• _Written task_
Copy out all of the material exactly.

• _Data in this exercise_

◆ ◆ ◆ ◆

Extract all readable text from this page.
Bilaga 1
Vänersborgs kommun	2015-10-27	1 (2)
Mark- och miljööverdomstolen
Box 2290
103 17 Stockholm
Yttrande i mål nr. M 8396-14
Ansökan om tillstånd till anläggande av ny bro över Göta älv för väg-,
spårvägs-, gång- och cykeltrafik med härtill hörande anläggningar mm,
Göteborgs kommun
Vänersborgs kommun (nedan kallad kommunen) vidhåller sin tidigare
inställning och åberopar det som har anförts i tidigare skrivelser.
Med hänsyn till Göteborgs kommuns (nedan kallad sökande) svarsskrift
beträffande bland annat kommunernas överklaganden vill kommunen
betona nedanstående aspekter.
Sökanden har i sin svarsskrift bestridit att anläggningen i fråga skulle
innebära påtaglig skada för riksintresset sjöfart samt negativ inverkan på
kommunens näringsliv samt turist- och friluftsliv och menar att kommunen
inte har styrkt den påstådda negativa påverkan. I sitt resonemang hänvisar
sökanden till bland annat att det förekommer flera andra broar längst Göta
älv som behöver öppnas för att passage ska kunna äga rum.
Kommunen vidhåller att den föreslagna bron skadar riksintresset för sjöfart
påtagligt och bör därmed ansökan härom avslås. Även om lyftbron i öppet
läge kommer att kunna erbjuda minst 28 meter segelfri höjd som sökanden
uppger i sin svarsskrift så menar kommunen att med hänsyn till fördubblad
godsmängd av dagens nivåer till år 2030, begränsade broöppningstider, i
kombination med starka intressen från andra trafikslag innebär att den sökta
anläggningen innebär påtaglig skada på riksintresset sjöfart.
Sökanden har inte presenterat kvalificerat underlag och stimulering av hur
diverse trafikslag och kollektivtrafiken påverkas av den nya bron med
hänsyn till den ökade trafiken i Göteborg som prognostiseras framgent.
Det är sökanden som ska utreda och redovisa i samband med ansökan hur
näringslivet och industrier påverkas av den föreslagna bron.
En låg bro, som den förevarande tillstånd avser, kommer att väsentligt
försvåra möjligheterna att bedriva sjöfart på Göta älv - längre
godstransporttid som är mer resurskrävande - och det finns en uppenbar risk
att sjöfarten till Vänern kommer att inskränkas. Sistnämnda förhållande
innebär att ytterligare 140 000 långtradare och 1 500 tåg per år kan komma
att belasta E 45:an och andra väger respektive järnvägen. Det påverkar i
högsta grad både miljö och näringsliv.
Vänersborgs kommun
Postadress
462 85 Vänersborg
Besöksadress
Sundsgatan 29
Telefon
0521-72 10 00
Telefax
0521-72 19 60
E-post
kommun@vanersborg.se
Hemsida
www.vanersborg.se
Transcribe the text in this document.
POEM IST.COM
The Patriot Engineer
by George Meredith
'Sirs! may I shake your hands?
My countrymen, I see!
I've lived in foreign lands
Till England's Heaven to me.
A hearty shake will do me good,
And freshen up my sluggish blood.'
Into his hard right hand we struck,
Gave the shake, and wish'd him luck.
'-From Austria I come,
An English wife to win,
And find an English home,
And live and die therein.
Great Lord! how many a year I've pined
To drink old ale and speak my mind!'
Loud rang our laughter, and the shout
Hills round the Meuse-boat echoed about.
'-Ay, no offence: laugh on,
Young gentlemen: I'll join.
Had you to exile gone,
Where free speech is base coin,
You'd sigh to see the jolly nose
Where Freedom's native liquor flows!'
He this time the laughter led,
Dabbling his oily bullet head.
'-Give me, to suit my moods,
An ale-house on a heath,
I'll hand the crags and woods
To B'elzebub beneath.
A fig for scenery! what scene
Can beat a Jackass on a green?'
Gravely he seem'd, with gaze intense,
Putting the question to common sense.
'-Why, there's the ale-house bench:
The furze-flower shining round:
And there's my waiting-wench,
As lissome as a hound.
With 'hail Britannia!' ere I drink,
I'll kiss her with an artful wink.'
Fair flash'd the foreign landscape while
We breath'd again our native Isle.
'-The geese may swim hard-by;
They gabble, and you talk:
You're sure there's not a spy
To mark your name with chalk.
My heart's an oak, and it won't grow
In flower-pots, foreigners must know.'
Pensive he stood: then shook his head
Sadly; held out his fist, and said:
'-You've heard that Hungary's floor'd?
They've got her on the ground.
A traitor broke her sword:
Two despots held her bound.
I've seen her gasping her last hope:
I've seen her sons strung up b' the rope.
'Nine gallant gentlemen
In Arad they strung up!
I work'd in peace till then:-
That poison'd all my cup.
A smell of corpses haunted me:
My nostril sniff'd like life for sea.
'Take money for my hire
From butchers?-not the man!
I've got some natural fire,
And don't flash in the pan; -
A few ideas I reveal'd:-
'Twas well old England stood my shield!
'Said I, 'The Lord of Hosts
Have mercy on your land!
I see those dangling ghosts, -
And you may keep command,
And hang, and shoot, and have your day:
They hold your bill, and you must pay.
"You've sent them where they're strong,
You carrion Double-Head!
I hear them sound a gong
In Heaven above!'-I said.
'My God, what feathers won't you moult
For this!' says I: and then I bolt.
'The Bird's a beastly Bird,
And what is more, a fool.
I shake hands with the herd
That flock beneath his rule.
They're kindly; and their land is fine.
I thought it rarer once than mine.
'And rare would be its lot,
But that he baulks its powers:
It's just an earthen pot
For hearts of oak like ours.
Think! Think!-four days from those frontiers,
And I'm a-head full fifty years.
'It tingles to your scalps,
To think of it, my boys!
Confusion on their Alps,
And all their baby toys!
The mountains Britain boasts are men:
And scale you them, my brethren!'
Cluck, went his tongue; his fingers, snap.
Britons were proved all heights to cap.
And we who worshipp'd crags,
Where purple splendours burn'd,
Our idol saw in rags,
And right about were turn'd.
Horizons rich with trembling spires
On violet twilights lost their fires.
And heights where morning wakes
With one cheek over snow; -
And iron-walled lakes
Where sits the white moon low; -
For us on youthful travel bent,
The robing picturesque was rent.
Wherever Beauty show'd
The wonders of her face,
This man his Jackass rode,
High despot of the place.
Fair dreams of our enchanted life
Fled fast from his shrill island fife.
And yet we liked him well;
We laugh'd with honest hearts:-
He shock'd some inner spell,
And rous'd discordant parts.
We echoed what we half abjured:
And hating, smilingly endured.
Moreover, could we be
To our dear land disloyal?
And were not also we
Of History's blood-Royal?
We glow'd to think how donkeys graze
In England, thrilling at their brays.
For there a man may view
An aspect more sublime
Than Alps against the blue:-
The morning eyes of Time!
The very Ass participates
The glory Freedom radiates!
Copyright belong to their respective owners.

◆ ◆ ◆ ◆

• _Output for this task_
Extract all readable text from this page.
Bilaga 1
Vänersborgs kommun	2015-10-27	1 (2)
Mark- och miljööverdomstolen
Box 2290
103 17 Stockholm
Yttrande i mål nr. M 8396-14
Ansökan om tillstånd till anläggande av ny bro över Göta älv för väg-,
spårvägs-, gång- och cykeltrafik med härtill hörande anläggningar mm,
Göteborgs kommun
Vänersborgs kommun (nedan kallad kommunen) vidhåller sin tidigare
inställning och åberopar det som har anförts i tidigare skrivelser.
Med hänsyn till Göteborgs kommuns (nedan kallad sökande) svarsskrift
beträffande bland annat kommunernas överklaganden vill kommunen
betona nedanstående aspekter.
Sökanden har i sin svarsskrift bestridit att anläggningen i fråga skulle
innebära påtaglig skada för riksintresset sjöfart samt negativ inverkan på
kommunens näringsliv samt turist- och friluftsliv och menar att kommunen
inte har styrkt den påstådda negativa påverkan. I sitt resonemang hänvisar
sökanden till bland annat att det förekommer flera andra broar längst Göta
älv som behöver öppnas för att passage ska kunna äga rum.
Kommunen vidhåller att den föreslagna bron skadar riksintresset för sjöfart
påtagligt och bör därmed ansökan härom avslås. Även om lyftbron i öppet
läge kommer att kunna erbjuda minst 28 meter segelfri höjd som sökanden
uppger i sin svarsskrift så menar kommunen att med hänsyn till fördubblad
godsmängd av dagens nivåer till år 2030, begränsade broöppningstider, i
kombination med starka intressen från andra trafikslag innebär att den sökta
anläggningen innebär påtaglig skada på riksintresset sjöfart.
Sökanden har inte presenterat kvalificerat underlag och stimulering av hur
diverse trafikslag och kollektivtrafiken påverkas av den nya bron med
hänsyn till den ökade trafiken i Göteborg som prognostiseras framgent.
Det är sökanden som ska utreda och redovisa i samband med ansökan hur
näringslivet och industrier påverkas av den föreslagna bron.
En låg bro, som den förevarande tillstånd avser, kommer att väsentligt
försvåra möjligheterna att bedriva sjöfart på Göta älv - längre
godstransporttid som är mer resurskrävande - och det finns en uppenbar risk
att sjöfarten till Vänern kommer att inskränkas. Sistnämnda förhållande
innebär att ytterligare 140 000 långtradare och 1 500 tåg per år kan komma
att belasta E 45:an och andra väger respektive järnvägen. Det påverkar i
högsta grad både miljö och näringsliv.
Vänersborgs kommun
Postadress
462 85 Vänersborg
Besöksadress
Sundsgatan 29
Telefon
0521-72 10 00
Telefax
0521-72 19 60
E-post
kommun@vanersborg.se
Hemsida
www.vanersborg.se
Transcribe the text in this document.
POEM IST.COM
The Patriot Engineer
by George Meredith
'Sirs! may I shake your hands?
My countrymen, I see!
I've lived in foreign lands
Till England's Heaven to me.
A hearty shake will do me good,
And freshen up my sluggish blood.'
Into his hard right hand we struck,
Gave the shake, and wish'd him luck.
'-From Austria I come,
An English wife to win,
And find an English home,
And live and die therein.
Great Lord! how many a year I've pined
To drink old ale and speak my mind!'
Loud rang our laughter, and the shout
Hills round the Meuse-boat echoed about.
'-Ay, no offence: laugh on,
Young gentlemen: I'll join.
Had you to exile gone,
Where free speech is base coin,
You'd sigh to see the jolly nose
Where Freedom's native liquor flows!'
He this time the laughter led,
Dabbling his oily bullet head.
'-Give me, to suit my moods,
An ale-house on a heath,
I'll hand the crags and woods
To B'elzebub beneath.
A fig for scenery! what scene
Can beat a Jackass on a green?'
Gravely he seem'd, with gaze intense,
Putting the question to common sense.
'-Why, there's the ale-house bench:
The furze-flower shining round:
And there's my waiting-wench,
As lissome as a hound.
With 'hail Britannia!' ere I drink,
I'll kiss her with an artful wink.'
Fair flash'd the foreign landscape while
We breath'd again our native Isle.
'-The geese may swim hard-by;
They gabble, and you talk:
You're sure there's not a spy
To mark your name with chalk.
My heart's an oak, and it won't grow
In flower-pots, foreigners must know.'
Pensive he stood: then shook his head
Sadly; held out his fist, and said:
'-You've heard that Hungary's floor'd?
They've got her on the ground.
A traitor broke her sword:
Two despots held her bound.
I've seen her gasping her last hope:
I've seen her sons strung up b' the rope.
'Nine gallant gentlemen
In Arad they strung up!
I work'd in peace till then:-
That poison'd all my cup.
A smell of corpses haunted me:
My nostril sniff'd like life for sea.
'Take money for my hire
From butchers?-not the man!
I've got some natural fire,
And don't flash in the pan; -
A few ideas I reveal'd:-
'Twas well old England stood my shield!
'Said I, 'The Lord of Hosts
Have mercy on your land!
I see those dangling ghosts, -
And you may keep command,
And hang, and shoot, and have your day:
They hold your bill, and you must pay.
"You've sent them where they're strong,
You carrion Double-Head!
I hear them sound a gong
In Heaven above!'-I said.
'My God, what feathers won't you moult
For this!' says I: and then I bolt.
'The Bird's a beastly Bird,
And what is more, a fool.
I shake hands with the herd
That flock beneath his rule.
They're kindly; and their land is fine.
I thought it rarer once than mine.
'And rare would be its lot,
But that he baulks its powers:
It's just an earthen pot
For hearts of oak like ours.
Think! Think!-four days from those frontiers,
And I'm a-head full fifty years.
'It tingles to your scalps,
To think of it, my boys!
Confusion on their Alps,
And all their baby toys!
The mountains Britain boasts are men:
And scale you them, my brethren!'
Cluck, went his tongue; his fingers, snap.
Britons were proved all heights to cap.
And we who worshipp'd crags,
Where purple splendours burn'd,
Our idol saw in rags,
And right about were turn'd.
Horizons rich with trembling spires
On violet twilights lost their fires.
And heights where morning wakes
With one cheek over snow; -
And iron-walled lakes
Where sits the white moon low; -
For us on youthful travel bent,
The robing picturesque was rent.
Wherever Beauty show'd
The wonders of her face,
This man his Jackass rode,
High despot of the place.
Fair dreams of our enchanted life
Fled fast from his shrill island fife.
And yet we liked him well;
We laugh'd with honest hearts:-
He shock'd some inner spell,
And rous'd discordant parts.
We echoed what we half abjured:
And hating, smilingly endured.
Moreover, could we be
To our dear land disloyal?
And were not also we
Of History's blood-Royal?
We glow'd to think how donkeys graze
In England, thrilling at their brays.
For there a man may view
An aspect more sublime
Than Alps against the blue:-
The morning eyes of Time!
The very Ass participates
The glory Freedom radiates!
Copyright belong to their respective owners.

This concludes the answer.